Items listed in a dataset

==========

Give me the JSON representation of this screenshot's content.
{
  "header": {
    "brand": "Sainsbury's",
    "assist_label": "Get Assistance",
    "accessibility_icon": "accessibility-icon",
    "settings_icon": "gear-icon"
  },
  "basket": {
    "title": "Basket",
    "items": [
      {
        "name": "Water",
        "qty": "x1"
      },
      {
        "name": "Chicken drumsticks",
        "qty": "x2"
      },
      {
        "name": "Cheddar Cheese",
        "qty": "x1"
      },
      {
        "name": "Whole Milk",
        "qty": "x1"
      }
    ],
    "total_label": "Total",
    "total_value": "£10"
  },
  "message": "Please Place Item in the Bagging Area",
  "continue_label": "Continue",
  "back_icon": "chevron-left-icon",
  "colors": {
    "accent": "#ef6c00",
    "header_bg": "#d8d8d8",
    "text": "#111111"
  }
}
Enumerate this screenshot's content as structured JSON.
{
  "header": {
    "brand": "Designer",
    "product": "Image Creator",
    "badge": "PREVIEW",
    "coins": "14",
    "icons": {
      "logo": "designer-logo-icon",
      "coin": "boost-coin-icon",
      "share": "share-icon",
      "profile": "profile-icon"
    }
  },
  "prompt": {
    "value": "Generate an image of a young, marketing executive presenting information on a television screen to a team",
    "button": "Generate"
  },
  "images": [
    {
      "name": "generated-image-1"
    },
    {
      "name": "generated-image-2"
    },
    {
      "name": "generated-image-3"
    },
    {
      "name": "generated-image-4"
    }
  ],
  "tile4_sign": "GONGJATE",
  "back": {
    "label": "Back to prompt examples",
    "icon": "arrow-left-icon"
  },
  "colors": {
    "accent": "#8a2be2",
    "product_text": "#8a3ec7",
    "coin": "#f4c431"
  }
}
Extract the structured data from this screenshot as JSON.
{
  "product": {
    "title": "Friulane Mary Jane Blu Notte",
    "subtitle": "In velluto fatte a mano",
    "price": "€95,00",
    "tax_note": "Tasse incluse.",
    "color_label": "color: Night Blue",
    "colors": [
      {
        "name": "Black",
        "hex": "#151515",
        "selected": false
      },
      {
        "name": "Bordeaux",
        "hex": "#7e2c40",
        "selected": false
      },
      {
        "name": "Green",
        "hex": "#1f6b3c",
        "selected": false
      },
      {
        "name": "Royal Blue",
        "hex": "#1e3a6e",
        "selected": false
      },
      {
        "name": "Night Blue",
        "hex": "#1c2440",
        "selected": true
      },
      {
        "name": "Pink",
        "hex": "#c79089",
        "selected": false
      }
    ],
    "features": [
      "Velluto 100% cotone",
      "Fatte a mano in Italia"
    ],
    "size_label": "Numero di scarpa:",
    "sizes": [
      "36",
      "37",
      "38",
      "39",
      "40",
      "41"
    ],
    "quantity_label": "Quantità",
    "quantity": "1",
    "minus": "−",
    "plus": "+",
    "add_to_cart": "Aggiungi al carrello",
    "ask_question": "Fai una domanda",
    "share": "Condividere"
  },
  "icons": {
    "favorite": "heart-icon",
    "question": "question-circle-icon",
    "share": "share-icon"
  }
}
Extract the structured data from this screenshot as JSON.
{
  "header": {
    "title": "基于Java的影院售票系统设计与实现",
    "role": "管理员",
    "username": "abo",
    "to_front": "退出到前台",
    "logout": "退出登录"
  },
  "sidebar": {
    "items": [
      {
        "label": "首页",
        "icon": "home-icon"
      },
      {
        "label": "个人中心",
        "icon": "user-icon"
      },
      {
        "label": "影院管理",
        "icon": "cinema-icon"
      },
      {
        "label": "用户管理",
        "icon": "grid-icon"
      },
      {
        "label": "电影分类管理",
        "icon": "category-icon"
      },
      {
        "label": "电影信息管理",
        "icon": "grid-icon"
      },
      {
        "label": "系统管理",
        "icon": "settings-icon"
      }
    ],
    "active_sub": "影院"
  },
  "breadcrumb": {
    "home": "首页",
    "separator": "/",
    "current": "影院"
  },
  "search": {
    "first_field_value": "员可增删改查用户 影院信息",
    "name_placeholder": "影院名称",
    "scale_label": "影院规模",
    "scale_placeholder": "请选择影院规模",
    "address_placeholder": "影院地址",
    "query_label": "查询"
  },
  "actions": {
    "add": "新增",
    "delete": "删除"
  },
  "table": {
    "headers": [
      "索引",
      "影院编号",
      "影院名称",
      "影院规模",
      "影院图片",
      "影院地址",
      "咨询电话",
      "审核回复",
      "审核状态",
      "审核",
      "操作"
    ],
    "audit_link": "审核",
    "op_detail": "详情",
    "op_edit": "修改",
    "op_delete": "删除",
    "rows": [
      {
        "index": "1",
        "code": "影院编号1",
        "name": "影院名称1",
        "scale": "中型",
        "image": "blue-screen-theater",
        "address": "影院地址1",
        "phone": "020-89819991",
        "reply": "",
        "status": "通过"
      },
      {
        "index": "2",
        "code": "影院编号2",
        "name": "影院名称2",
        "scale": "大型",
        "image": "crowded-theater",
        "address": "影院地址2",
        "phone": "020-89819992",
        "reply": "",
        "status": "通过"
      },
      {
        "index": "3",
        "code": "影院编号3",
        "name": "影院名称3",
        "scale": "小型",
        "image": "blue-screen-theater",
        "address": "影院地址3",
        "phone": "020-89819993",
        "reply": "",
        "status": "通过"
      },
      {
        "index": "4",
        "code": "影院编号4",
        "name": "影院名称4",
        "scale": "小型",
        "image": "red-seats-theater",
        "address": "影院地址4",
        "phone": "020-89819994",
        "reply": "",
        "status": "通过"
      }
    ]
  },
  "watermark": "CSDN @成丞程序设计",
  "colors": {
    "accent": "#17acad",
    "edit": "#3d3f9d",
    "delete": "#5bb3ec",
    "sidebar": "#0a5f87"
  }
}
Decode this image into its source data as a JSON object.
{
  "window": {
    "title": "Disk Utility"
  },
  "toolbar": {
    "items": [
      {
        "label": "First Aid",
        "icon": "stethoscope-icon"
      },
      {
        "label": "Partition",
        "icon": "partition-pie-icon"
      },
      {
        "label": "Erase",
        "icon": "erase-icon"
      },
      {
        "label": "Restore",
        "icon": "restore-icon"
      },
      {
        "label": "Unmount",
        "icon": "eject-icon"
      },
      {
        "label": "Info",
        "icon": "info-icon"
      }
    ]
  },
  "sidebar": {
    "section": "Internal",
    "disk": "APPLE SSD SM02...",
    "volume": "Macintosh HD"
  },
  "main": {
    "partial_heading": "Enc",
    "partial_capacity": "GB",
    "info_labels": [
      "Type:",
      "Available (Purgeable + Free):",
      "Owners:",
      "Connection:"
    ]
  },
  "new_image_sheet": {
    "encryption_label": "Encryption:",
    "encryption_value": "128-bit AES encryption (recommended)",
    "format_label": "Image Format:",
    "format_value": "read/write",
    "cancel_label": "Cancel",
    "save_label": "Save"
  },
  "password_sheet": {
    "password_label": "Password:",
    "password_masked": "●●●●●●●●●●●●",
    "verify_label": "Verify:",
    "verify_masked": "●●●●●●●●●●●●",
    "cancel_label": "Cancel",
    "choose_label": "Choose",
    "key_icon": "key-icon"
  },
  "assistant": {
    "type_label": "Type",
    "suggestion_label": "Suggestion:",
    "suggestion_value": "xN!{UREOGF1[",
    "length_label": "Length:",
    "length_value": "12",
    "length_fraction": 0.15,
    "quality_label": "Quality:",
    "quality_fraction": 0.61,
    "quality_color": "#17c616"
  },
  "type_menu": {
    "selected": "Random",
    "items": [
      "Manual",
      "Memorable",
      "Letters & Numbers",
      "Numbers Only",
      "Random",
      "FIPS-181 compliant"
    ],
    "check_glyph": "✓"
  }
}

==========

**Exercise directions:**
Search the entries for the string "content" and collect each line that has it.

**Solution for this problem:**
Give me the JSON representation of this screenshot's content.
Enumerate this screenshot's content as structured JSON.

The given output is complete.